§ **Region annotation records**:
______

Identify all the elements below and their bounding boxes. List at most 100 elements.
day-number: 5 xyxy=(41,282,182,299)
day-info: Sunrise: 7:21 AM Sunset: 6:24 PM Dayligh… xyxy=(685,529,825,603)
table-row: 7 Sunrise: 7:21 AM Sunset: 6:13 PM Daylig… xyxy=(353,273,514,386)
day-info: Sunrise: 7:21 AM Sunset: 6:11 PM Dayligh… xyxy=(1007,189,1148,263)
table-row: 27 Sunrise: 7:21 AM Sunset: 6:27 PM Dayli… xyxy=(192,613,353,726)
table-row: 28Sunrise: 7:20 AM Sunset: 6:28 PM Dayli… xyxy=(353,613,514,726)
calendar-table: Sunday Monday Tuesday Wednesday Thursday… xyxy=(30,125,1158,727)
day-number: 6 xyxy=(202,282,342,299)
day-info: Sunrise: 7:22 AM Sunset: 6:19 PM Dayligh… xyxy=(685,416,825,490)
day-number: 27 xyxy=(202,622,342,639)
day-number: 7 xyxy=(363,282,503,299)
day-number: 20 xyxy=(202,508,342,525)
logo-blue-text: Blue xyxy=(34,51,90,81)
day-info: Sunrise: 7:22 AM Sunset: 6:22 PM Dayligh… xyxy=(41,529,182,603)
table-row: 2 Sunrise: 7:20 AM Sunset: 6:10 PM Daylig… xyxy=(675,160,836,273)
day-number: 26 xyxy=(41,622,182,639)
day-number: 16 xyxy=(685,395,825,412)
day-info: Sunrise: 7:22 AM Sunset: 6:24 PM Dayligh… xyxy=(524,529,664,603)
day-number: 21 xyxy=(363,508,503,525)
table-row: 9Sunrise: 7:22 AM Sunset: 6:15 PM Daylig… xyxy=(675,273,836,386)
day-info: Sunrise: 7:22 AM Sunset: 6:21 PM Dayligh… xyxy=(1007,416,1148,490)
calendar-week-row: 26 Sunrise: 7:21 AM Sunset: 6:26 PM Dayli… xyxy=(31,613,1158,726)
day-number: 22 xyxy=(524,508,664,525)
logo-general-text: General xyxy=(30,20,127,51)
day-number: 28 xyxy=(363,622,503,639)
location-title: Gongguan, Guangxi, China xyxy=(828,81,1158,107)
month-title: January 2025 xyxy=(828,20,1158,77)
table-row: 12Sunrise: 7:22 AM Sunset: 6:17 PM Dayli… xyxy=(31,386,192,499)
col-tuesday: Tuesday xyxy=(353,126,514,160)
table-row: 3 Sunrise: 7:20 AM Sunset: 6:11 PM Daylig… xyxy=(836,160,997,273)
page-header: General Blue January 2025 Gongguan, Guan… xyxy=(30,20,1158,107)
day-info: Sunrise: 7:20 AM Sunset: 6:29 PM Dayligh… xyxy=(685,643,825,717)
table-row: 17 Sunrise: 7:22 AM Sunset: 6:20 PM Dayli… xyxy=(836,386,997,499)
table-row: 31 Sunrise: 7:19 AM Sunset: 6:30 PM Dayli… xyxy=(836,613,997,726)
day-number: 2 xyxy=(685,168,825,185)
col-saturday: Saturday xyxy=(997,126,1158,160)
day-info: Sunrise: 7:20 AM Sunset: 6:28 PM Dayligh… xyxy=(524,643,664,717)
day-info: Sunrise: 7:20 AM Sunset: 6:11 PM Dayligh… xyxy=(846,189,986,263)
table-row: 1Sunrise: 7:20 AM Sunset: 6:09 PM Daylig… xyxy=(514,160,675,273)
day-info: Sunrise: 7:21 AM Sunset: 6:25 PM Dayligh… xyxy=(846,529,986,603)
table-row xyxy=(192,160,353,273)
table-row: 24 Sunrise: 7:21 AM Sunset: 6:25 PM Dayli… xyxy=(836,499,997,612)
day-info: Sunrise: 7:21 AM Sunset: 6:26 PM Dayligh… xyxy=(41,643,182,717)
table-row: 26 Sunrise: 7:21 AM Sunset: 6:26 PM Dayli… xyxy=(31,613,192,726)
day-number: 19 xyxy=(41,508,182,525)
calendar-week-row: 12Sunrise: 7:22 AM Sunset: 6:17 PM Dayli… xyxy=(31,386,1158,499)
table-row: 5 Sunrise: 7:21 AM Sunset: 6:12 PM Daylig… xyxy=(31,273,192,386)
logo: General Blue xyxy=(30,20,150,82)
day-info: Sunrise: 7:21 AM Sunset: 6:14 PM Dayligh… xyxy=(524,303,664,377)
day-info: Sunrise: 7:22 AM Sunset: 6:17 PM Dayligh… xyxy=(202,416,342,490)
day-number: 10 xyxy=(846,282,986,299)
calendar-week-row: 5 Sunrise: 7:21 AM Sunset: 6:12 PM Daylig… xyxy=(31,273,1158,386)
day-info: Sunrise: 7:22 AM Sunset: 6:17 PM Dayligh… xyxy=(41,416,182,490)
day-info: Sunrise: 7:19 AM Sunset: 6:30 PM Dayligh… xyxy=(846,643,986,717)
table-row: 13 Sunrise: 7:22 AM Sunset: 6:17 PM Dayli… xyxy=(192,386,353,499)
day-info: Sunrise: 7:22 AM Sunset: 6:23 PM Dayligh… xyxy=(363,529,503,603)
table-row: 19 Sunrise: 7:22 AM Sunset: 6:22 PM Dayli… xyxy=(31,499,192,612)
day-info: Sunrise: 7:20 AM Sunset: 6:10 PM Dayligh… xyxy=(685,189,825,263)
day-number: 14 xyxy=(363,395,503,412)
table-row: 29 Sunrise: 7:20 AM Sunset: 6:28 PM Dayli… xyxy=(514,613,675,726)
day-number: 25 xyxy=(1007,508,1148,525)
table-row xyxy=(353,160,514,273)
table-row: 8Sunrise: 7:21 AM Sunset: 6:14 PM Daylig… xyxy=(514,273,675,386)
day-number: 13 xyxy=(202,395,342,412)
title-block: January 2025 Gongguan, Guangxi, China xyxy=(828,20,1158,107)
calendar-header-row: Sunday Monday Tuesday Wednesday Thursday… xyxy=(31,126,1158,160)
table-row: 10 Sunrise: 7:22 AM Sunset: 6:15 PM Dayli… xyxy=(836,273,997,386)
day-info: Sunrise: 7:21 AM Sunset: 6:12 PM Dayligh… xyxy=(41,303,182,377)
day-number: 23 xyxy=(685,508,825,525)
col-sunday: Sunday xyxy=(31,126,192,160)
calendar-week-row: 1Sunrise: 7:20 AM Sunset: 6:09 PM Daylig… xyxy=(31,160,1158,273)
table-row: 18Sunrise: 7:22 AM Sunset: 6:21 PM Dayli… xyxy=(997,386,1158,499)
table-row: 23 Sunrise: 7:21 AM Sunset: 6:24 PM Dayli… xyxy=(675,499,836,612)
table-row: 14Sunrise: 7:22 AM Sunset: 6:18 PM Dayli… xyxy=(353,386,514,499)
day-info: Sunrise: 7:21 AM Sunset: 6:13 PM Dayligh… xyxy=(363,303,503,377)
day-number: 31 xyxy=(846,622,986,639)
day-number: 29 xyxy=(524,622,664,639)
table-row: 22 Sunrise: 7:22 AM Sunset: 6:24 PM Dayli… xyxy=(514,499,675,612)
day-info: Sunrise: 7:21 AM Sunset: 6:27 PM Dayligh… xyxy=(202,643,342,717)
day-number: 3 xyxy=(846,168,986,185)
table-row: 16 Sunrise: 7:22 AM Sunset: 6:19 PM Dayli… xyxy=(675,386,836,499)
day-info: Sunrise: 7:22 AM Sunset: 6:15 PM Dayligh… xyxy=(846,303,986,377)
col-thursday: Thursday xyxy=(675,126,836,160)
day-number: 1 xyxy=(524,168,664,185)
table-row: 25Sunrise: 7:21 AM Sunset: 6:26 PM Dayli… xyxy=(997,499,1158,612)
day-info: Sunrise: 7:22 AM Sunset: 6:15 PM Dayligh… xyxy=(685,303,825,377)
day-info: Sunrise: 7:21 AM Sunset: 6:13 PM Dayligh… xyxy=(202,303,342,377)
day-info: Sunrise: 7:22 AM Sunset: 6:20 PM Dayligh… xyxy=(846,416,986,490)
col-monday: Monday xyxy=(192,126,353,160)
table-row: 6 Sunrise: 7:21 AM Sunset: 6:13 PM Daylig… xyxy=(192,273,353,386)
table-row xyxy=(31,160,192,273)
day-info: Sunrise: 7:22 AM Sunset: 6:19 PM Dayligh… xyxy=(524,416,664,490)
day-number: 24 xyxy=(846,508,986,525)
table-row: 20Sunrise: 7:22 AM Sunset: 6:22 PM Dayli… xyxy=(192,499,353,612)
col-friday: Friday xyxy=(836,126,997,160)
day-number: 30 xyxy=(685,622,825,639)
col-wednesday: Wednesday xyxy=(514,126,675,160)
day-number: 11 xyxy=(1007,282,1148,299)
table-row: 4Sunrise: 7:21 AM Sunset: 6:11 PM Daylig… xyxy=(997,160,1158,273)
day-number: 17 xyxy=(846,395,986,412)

______

Starting with the first line of the material and going on through the line with "day-info: Sunrise: 7:21 AM Sunset: 6:11", write those lines again, switching "Sunset" to "Dusk" and leaving everything else unchanged.

Identify all the elements below and their bounding boxes. List at most 100 elements.
day-number: 5 xyxy=(41,282,182,299)
day-info: Sunrise: 7:21 AM Dusk: 6:24 PM Dayligh… xyxy=(685,529,825,603)
table-row: 7 Sunrise: 7:21 AM Dusk: 6:13 PM Daylig… xyxy=(353,273,514,386)
day-info: Sunrise: 7:21 AM Dusk: 6:11 PM Dayligh… xyxy=(1007,189,1148,263)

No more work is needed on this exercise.